### Challenge
Pictures are not part of the copy; repeat everything else in the records exactly.

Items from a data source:
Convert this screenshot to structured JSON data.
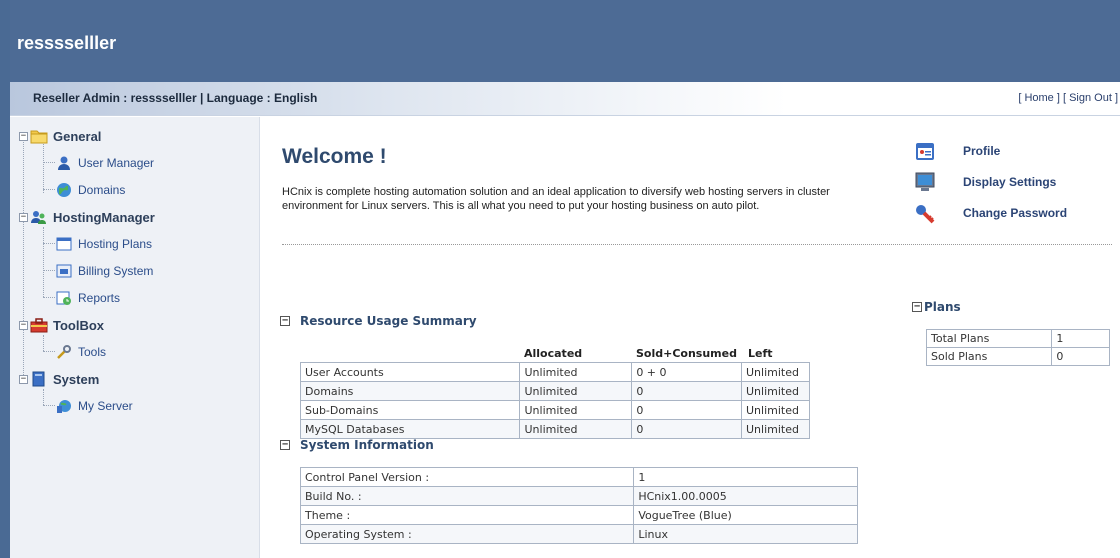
{
  "header": {
    "title": "resssselller"
  },
  "subbar": {
    "info": "Reseller Admin : resssselller | Language : English",
    "home_link": "[ Home ]",
    "signout_link": "[ Sign Out ]"
  },
  "sidebar": {
    "general": {
      "label": "General",
      "items": [
        {
          "label": "User Manager",
          "icon": "user-icon"
        },
        {
          "label": "Domains",
          "icon": "globe-icon"
        }
      ]
    },
    "hosting": {
      "label": "HostingManager",
      "items": [
        {
          "label": "Hosting Plans",
          "icon": "window-icon"
        },
        {
          "label": "Billing System",
          "icon": "calculator-icon"
        },
        {
          "label": "Reports",
          "icon": "report-icon"
        }
      ]
    },
    "toolbox": {
      "label": "ToolBox",
      "items": [
        {
          "label": "Tools",
          "icon": "wrench-icon"
        }
      ]
    },
    "system": {
      "label": "System",
      "items": [
        {
          "label": "My Server",
          "icon": "server-icon"
        }
      ]
    }
  },
  "main": {
    "welcome": "Welcome !",
    "description": "HCnix is complete hosting automation solution and an ideal application to diversify web hosting servers in cluster environment for Linux servers. This is all what you need to put your hosting business on auto pilot."
  },
  "quick_links": [
    {
      "label": "Profile",
      "icon": "profile-card-icon"
    },
    {
      "label": "Display Settings",
      "icon": "monitor-icon"
    },
    {
      "label": "Change Password",
      "icon": "key-icon"
    }
  ],
  "resource": {
    "title": "Resource Usage Summary",
    "columns": [
      "Allocated",
      "Sold+Consumed",
      "Left"
    ],
    "rows": [
      {
        "name": "User Accounts",
        "allocated": "Unlimited",
        "sold": "0 + 0",
        "left": "Unlimited"
      },
      {
        "name": "Domains",
        "allocated": "Unlimited",
        "sold": "0",
        "left": "Unlimited"
      },
      {
        "name": "Sub-Domains",
        "allocated": "Unlimited",
        "sold": "0",
        "left": "Unlimited"
      },
      {
        "name": "MySQL Databases",
        "allocated": "Unlimited",
        "sold": "0",
        "left": "Unlimited"
      }
    ]
  },
  "system_info": {
    "title": "System Information",
    "rows": [
      {
        "name": "Control Panel Version :",
        "value": "1"
      },
      {
        "name": "Build No. :",
        "value": "HCnix1.00.0005"
      },
      {
        "name": "Theme :",
        "value": "VogueTree (Blue)"
      },
      {
        "name": "Operating System :",
        "value": "Linux"
      }
    ]
  },
  "plans": {
    "title": "Plans",
    "rows": [
      {
        "name": "Total Plans",
        "value": "1"
      },
      {
        "name": "Sold Plans",
        "value": "0"
      }
    ]
  }
}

### Complete answer
Convert this screenshot to structured JSON data.
{
  "header": {
    "title": "resssselller"
  },
  "subbar": {
    "info": "Reseller Admin : resssselller | Language : English",
    "home_link": "[ Home ]",
    "signout_link": "[ Sign Out ]"
  },
  "sidebar": {
    "general": {
      "label": "General",
      "items": [
        {
          "label": "User Manager",
          "icon": "user-icon"
        },
        {
          "label": "Domains",
          "icon": "globe-icon"
        }
      ]
    },
    "hosting": {
      "label": "HostingManager",
      "items": [
        {
          "label": "Hosting Plans",
          "icon": "window-icon"
        },
        {
          "label": "Billing System",
          "icon": "calculator-icon"
        },
        {
          "label": "Reports",
          "icon": "report-icon"
        }
      ]
    },
    "toolbox": {
      "label": "ToolBox",
      "items": [
        {
          "label": "Tools",
          "icon": "wrench-icon"
        }
      ]
    },
    "system": {
      "label": "System",
      "items": [
        {
          "label": "My Server",
          "icon": "server-icon"
        }
      ]
    }
  },
  "main": {
    "welcome": "Welcome !",
    "description": "HCnix is complete hosting automation solution and an ideal application to diversify web hosting servers in cluster environment for Linux servers. This is all what you need to put your hosting business on auto pilot."
  },
  "quick_links": [
    {
      "label": "Profile",
      "icon": "profile-card-icon"
    },
    {
      "label": "Display Settings",
      "icon": "monitor-icon"
    },
    {
      "label": "Change Password",
      "icon": "key-icon"
    }
  ],
  "resource": {
    "title": "Resource Usage Summary",
    "columns": [
      "Allocated",
      "Sold+Consumed",
      "Left"
    ],
    "rows": [
      {
        "name": "User Accounts",
        "allocated": "Unlimited",
        "sold": "0 + 0",
        "left": "Unlimited"
      },
      {
        "name": "Domains",
        "allocated": "Unlimited",
        "sold": "0",
        "left": "Unlimited"
      },
      {
        "name": "Sub-Domains",
        "allocated": "Unlimited",
        "sold": "0",
        "left": "Unlimited"
      },
      {
        "name": "MySQL Databases",
        "allocated": "Unlimited",
        "sold": "0",
        "left": "Unlimited"
      }
    ]
  },
  "system_info": {
    "title": "System Information",
    "rows": [
      {
        "name": "Control Panel Version :",
        "value": "1"
      },
      {
        "name": "Build No. :",
        "value": "HCnix1.00.0005"
      },
      {
        "name": "Theme :",
        "value": "VogueTree (Blue)"
      },
      {
        "name": "Operating System :",
        "value": "Linux"
      }
    ]
  },
  "plans": {
    "title": "Plans",
    "rows": [
      {
        "name": "Total Plans",
        "value": "1"
      },
      {
        "name": "Sold Plans",
        "value": "0"
      }
    ]
  }
}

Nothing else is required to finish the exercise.